++++ Records for processing
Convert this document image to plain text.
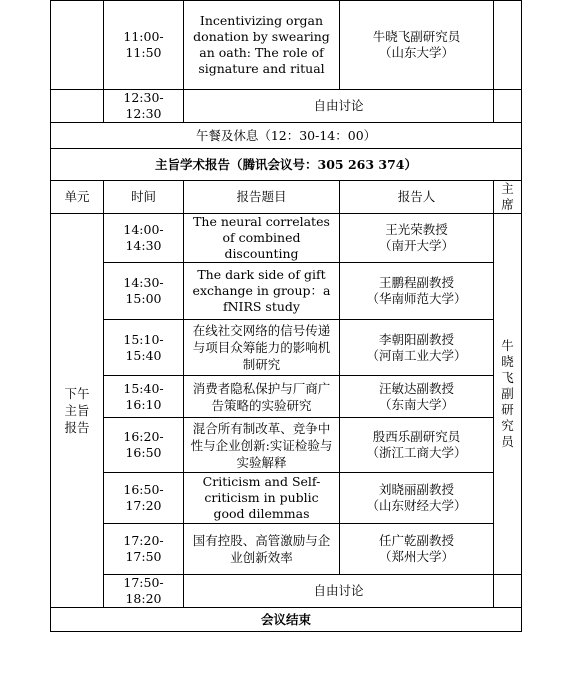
	11:00-11:50	Incentivizing organ donation by swearing an oath: The role of signature and ritual	牛晓飞副研究员
（山东大学）	

	12:30-12:30	自由讨论		
午餐及休息（12：30-14：00）				
主旨学术报告（腾讯会议号：305 263 374）				
单元	时间	报告题目	报告人	主席
下午主旨报告	14:00-14:30	The neural correlates of combined discounting	王光荣教授
（南开大学）	牛晓飞副研究员
	14:30-15:00	The dark side of gift exchange in group：a fNIRS study	王鹏程副教授
（华南师范大学）	

	15:10-15:40	在线社交网络的信号传递与项目众筹能力的影响机制研究	李朝阳副教授
（河南工业大学）	

	15:40-16:10	消费者隐私保护与厂商广告策略的实验研究	汪敏达副教授
（东南大学）	

	16:20-16:50	混合所有制改革、竞争中性与企业创新:实证检验与实验解释	殷西乐副研究员
（浙江工商大学）	

	16:50-17:20	Criticism and Self-criticism in public good dilemmas	刘晓丽副教授
（山东财经大学）	

	17:20-17:50	国有控股、高管激励与企业创新效率	任广乾副教授
（郑州大学）	

	17:50-18:20	自由讨论		
会议结束				
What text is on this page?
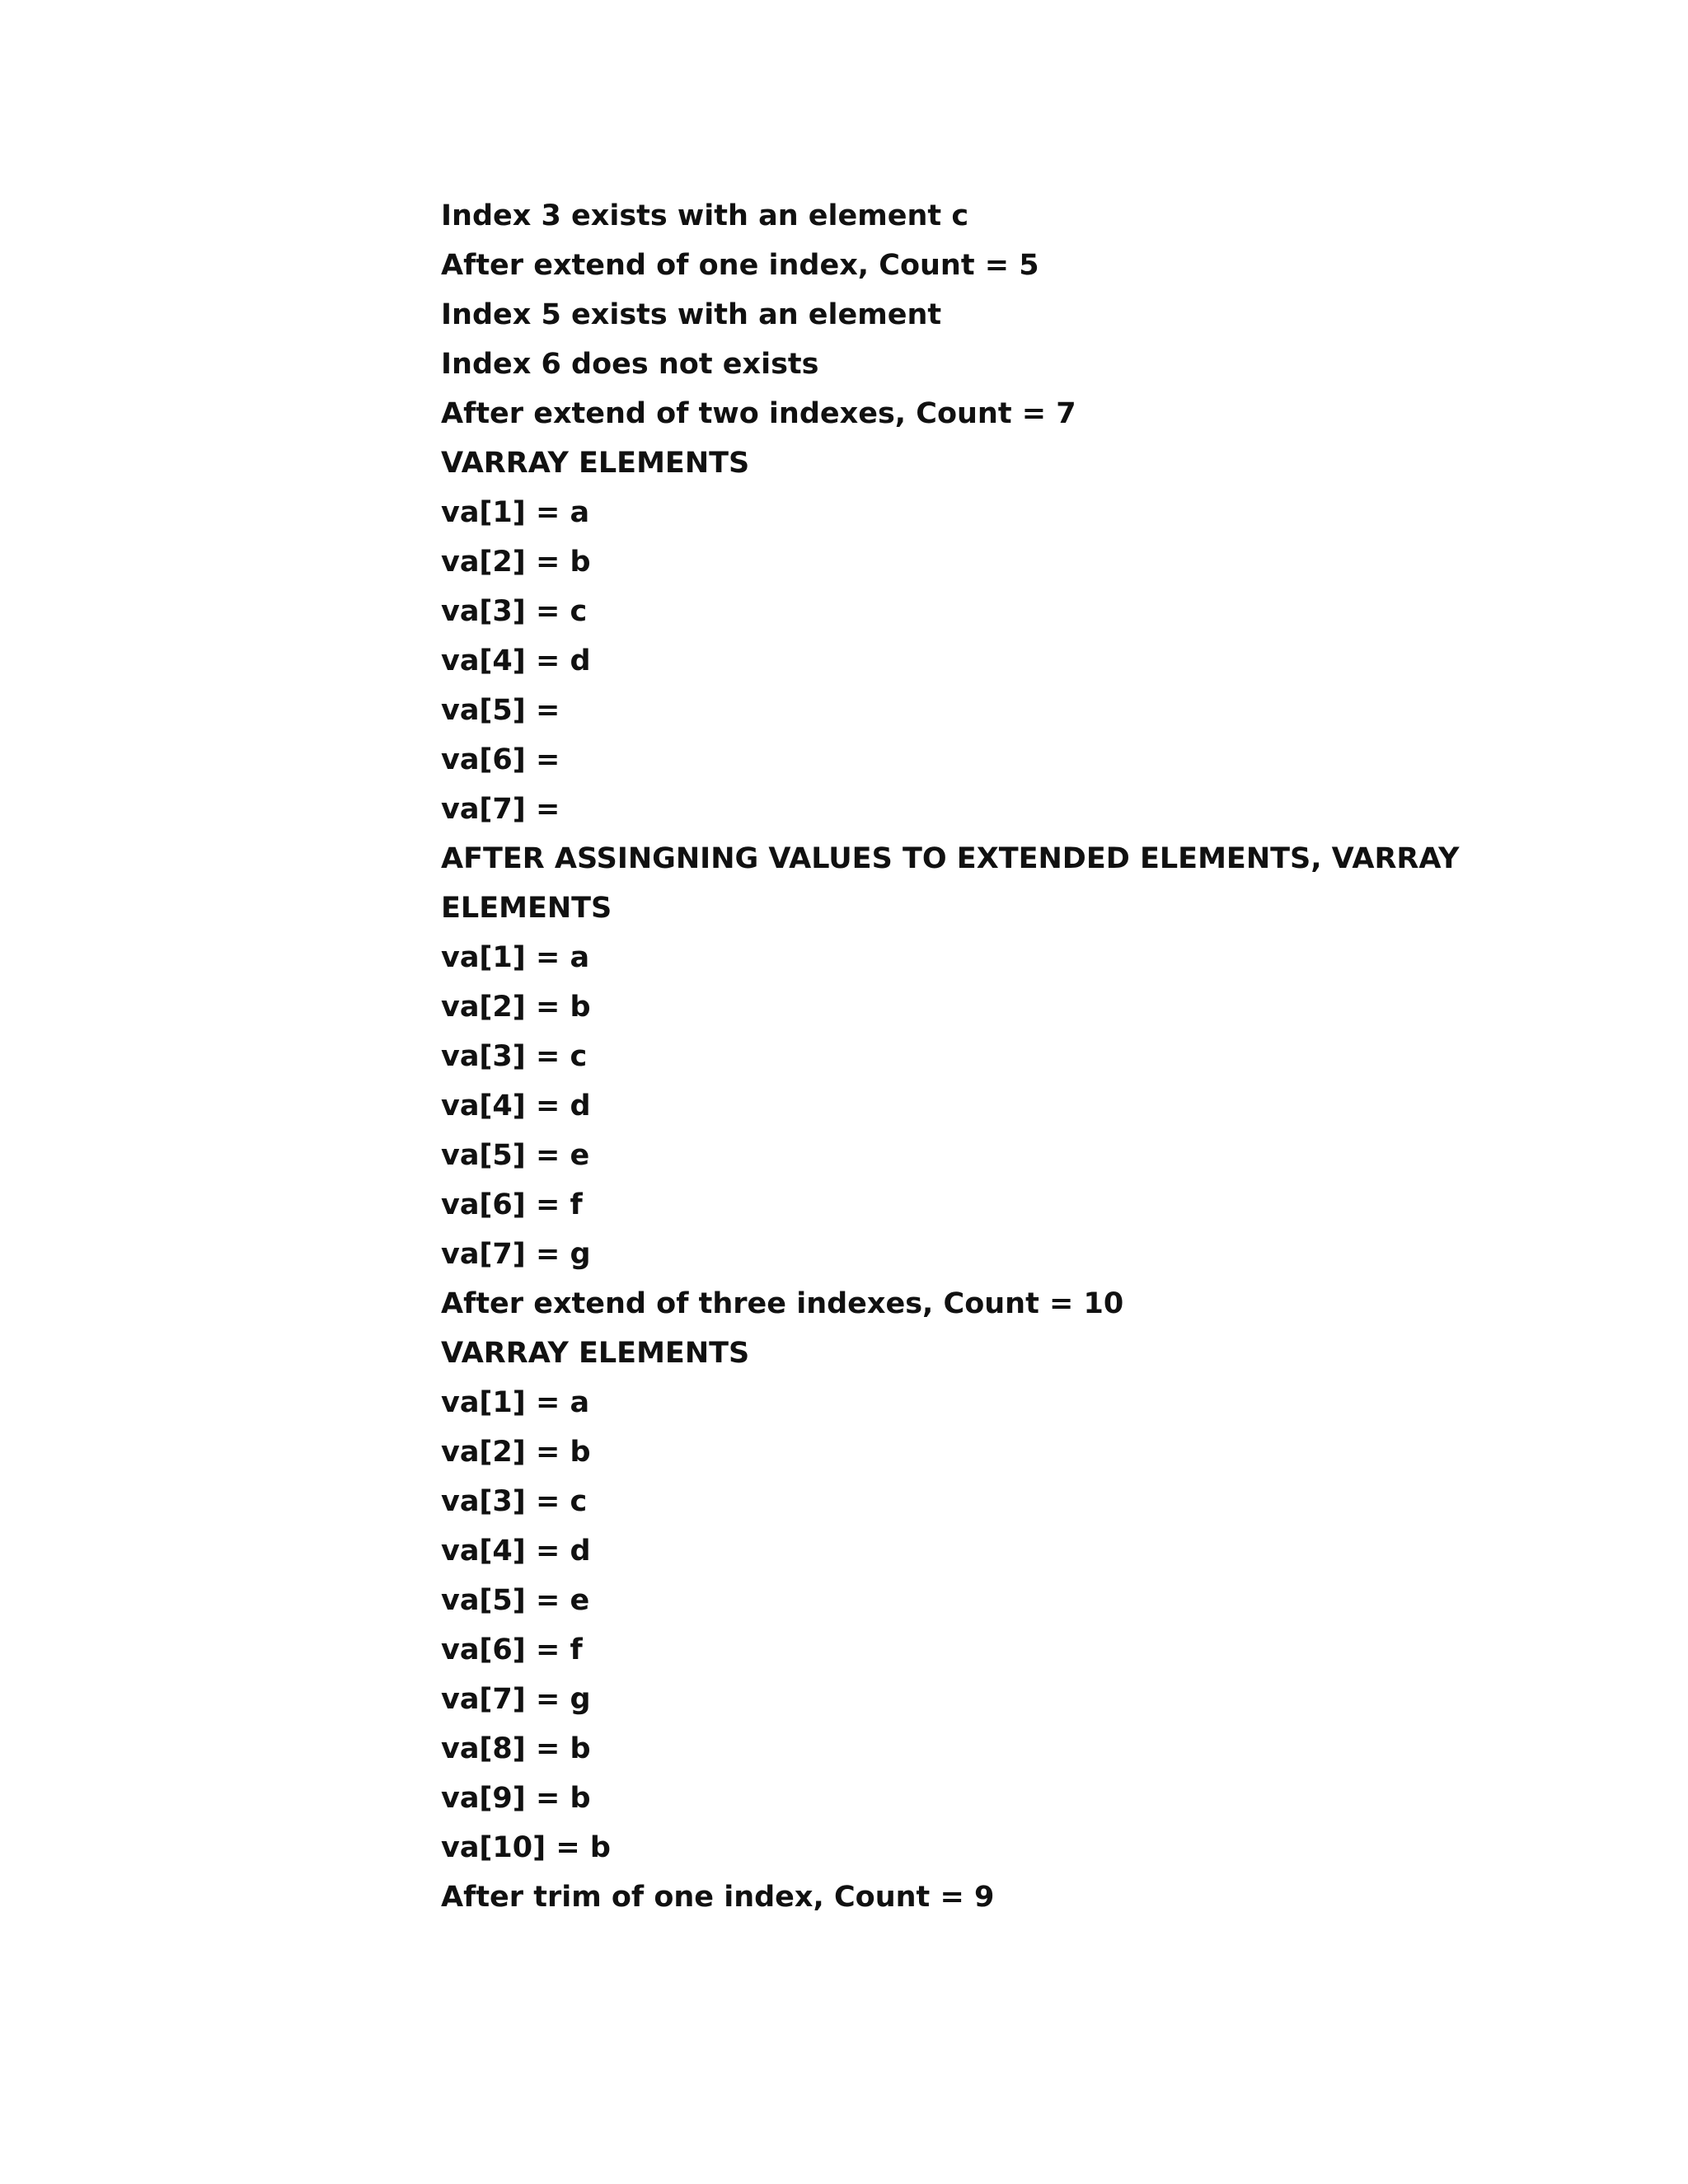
Index 3 exists with an element c
After extend of one index, Count = 5
Index 5 exists with an element
Index 6 does not exists
After extend of two indexes, Count = 7
VARRAY ELEMENTS
va[1] = a
va[2] = b
va[3] = c
va[4] = d
va[5] =
va[6] =
va[7] =
AFTER ASSINGNING VALUES TO EXTENDED ELEMENTS, VARRAY
ELEMENTS
va[1] = a
va[2] = b
va[3] = c
va[4] = d
va[5] = e
va[6] = f
va[7] = g
After extend of three indexes, Count = 10
VARRAY ELEMENTS
va[1] = a
va[2] = b
va[3] = c
va[4] = d
va[5] = e
va[6] = f
va[7] = g
va[8] = b
va[9] = b
va[10] = b
After trim of one index, Count = 9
++++++++
Task brief – Take the line that contains "What text is on this page?" and every line after it to the end of the records above; quote them exactly, leaving out the pictures.

The output –
What text is on this page?
Index 3 exists with an element c
After extend of one index, Count = 5
Index 5 exists with an element
Index 6 does not exists
After extend of two indexes, Count = 7
VARRAY ELEMENTS
va[1] = a
va[2] = b
va[3] = c
va[4] = d
va[5] =
va[6] =
va[7] =
AFTER ASSINGNING VALUES TO EXTENDED ELEMENTS, VARRAY
ELEMENTS
va[1] = a
va[2] = b
va[3] = c
va[4] = d
va[5] = e
va[6] = f
va[7] = g
After extend of three indexes, Count = 10
VARRAY ELEMENTS
va[1] = a
va[2] = b
va[3] = c
va[4] = d
va[5] = e
va[6] = f
va[7] = g
va[8] = b
va[9] = b
va[10] = b
After trim of one index, Count = 9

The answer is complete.